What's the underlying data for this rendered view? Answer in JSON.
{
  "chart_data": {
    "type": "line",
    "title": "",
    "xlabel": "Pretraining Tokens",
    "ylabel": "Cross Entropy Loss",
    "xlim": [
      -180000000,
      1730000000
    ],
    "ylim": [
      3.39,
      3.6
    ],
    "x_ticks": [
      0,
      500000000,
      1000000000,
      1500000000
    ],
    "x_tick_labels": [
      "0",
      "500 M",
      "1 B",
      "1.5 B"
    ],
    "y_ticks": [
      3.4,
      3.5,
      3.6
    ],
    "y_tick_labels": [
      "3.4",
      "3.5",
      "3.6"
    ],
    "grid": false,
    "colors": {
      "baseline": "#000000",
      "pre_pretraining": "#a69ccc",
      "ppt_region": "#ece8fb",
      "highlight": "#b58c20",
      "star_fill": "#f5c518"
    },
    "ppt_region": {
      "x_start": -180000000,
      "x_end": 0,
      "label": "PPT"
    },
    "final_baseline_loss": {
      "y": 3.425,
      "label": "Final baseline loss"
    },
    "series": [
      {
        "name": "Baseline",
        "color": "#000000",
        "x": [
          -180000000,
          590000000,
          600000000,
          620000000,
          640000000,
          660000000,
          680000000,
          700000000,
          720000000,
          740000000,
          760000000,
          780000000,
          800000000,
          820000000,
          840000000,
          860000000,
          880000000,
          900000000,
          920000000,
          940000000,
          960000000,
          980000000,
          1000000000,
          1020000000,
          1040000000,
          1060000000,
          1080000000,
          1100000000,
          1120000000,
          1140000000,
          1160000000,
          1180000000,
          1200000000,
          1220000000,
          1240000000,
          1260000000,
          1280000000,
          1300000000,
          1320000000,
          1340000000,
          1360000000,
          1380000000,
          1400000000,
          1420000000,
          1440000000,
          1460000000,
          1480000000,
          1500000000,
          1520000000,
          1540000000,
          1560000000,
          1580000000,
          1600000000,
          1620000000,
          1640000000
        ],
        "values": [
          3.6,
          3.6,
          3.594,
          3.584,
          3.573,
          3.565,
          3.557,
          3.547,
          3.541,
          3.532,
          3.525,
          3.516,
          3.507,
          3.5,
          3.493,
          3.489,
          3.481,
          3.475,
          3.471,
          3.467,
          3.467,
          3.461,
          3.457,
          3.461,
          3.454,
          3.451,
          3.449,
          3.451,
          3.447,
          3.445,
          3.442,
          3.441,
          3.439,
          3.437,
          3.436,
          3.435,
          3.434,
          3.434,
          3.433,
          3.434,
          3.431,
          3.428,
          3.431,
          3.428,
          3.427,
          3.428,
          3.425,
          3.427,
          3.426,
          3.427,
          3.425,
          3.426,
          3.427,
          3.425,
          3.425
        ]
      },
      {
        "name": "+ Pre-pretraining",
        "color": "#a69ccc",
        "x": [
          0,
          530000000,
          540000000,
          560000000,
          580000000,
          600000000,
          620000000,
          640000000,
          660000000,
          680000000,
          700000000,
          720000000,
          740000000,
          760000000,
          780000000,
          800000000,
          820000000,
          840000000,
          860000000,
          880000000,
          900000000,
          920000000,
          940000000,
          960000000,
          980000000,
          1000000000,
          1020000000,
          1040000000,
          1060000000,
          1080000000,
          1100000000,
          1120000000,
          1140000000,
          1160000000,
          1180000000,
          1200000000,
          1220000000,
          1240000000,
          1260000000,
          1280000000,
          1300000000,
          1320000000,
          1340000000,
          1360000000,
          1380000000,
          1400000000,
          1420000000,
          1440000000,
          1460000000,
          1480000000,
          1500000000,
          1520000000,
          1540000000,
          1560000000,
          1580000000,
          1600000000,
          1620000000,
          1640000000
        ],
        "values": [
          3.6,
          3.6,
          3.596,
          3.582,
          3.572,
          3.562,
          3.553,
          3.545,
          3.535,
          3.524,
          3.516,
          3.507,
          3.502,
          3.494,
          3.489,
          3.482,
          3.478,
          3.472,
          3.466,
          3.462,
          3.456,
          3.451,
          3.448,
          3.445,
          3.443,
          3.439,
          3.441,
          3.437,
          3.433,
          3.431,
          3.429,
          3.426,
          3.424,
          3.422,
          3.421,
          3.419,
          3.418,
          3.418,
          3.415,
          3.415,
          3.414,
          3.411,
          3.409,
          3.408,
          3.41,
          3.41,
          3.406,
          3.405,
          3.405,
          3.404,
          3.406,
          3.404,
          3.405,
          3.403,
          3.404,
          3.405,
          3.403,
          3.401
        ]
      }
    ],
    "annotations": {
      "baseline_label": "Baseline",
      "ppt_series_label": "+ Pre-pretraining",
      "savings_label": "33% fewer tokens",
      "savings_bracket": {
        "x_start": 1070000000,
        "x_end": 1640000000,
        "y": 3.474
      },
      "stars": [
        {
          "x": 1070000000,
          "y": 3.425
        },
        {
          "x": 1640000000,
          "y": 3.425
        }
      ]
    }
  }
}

----------------

#### [TASK DIRECTIONS]
Copy the material above back out, exactly as written.

#### [RESPONSE FOR THIS EXERCISE]
What's the underlying data for this rendered view? Answer in JSON.
{
  "chart_data": {
    "type": "line",
    "title": "",
    "xlabel": "Pretraining Tokens",
    "ylabel": "Cross Entropy Loss",
    "xlim": [
      -180000000,
      1730000000
    ],
    "ylim": [
      3.39,
      3.6
    ],
    "x_ticks": [
      0,
      500000000,
      1000000000,
      1500000000
    ],
    "x_tick_labels": [
      "0",
      "500 M",
      "1 B",
      "1.5 B"
    ],
    "y_ticks": [
      3.4,
      3.5,
      3.6
    ],
    "y_tick_labels": [
      "3.4",
      "3.5",
      "3.6"
    ],
    "grid": false,
    "colors": {
      "baseline": "#000000",
      "pre_pretraining": "#a69ccc",
      "ppt_region": "#ece8fb",
      "highlight": "#b58c20",
      "star_fill": "#f5c518"
    },
    "ppt_region": {
      "x_start": -180000000,
      "x_end": 0,
      "label": "PPT"
    },
    "final_baseline_loss": {
      "y": 3.425,
      "label": "Final baseline loss"
    },
    "series": [
      {
        "name": "Baseline",
        "color": "#000000",
        "x": [
          -180000000,
          590000000,
          600000000,
          620000000,
          640000000,
          660000000,
          680000000,
          700000000,
          720000000,
          740000000,
          760000000,
          780000000,
          800000000,
          820000000,
          840000000,
          860000000,
          880000000,
          900000000,
          920000000,
          940000000,
          960000000,
          980000000,
          1000000000,
          1020000000,
          1040000000,
          1060000000,
          1080000000,
          1100000000,
          1120000000,
          1140000000,
          1160000000,
          1180000000,
          1200000000,
          1220000000,
          1240000000,
          1260000000,
          1280000000,
          1300000000,
          1320000000,
          1340000000,
          1360000000,
          1380000000,
          1400000000,
          1420000000,
          1440000000,
          1460000000,
          1480000000,
          1500000000,
          1520000000,
          1540000000,
          1560000000,
          1580000000,
          1600000000,
          1620000000,
          1640000000
        ],
        "values": [
          3.6,
          3.6,
          3.594,
          3.584,
          3.573,
          3.565,
          3.557,
          3.547,
          3.541,
          3.532,
          3.525,
          3.516,
          3.507,
          3.5,
          3.493,
          3.489,
          3.481,
          3.475,
          3.471,
          3.467,
          3.467,
          3.461,
          3.457,
          3.461,
          3.454,
          3.451,
          3.449,
          3.451,
          3.447,
          3.445,
          3.442,
          3.441,
          3.439,
          3.437,
          3.436,
          3.435,
          3.434,
          3.434,
          3.433,
          3.434,
          3.431,
          3.428,
          3.431,
          3.428,
          3.427,
          3.428,
          3.425,
          3.427,
          3.426,
          3.427,
          3.425,
          3.426,
          3.427,
          3.425,
          3.425
        ]
      },
      {
        "name": "+ Pre-pretraining",
        "color": "#a69ccc",
        "x": [
          0,
          530000000,
          540000000,
          560000000,
          580000000,
          600000000,
          620000000,
          640000000,
          660000000,
          680000000,
          700000000,
          720000000,
          740000000,
          760000000,
          780000000,
          800000000,
          820000000,
          840000000,
          860000000,
          880000000,
          900000000,
          920000000,
          940000000,
          960000000,
          980000000,
          1000000000,
          1020000000,
          1040000000,
          1060000000,
          1080000000,
          1100000000,
          1120000000,
          1140000000,
          1160000000,
          1180000000,
          1200000000,
          1220000000,
          1240000000,
          1260000000,
          1280000000,
          1300000000,
          1320000000,
          1340000000,
          1360000000,
          1380000000,
          1400000000,
          1420000000,
          1440000000,
          1460000000,
          1480000000,
          1500000000,
          1520000000,
          1540000000,
          1560000000,
          1580000000,
          1600000000,
          1620000000,
          1640000000
        ],
        "values": [
          3.6,
          3.6,
          3.596,
          3.582,
          3.572,
          3.562,
          3.553,
          3.545,
          3.535,
          3.524,
          3.516,
          3.507,
          3.502,
          3.494,
          3.489,
          3.482,
          3.478,
          3.472,
          3.466,
          3.462,
          3.456,
          3.451,
          3.448,
          3.445,
          3.443,
          3.439,
          3.441,
          3.437,
          3.433,
          3.431,
          3.429,
          3.426,
          3.424,
          3.422,
          3.421,
          3.419,
          3.418,
          3.418,
          3.415,
          3.415,
          3.414,
          3.411,
          3.409,
          3.408,
          3.41,
          3.41,
          3.406,
          3.405,
          3.405,
          3.404,
          3.406,
          3.404,
          3.405,
          3.403,
          3.404,
          3.405,
          3.403,
          3.401
        ]
      }
    ],
    "annotations": {
      "baseline_label": "Baseline",
      "ppt_series_label": "+ Pre-pretraining",
      "savings_label": "33% fewer tokens",
      "savings_bracket": {
        "x_start": 1070000000,
        "x_end": 1640000000,
        "y": 3.474
      },
      "stars": [
        {
          "x": 1070000000,
          "y": 3.425
        },
        {
          "x": 1640000000,
          "y": 3.425
        }
      ]
    }
  }
}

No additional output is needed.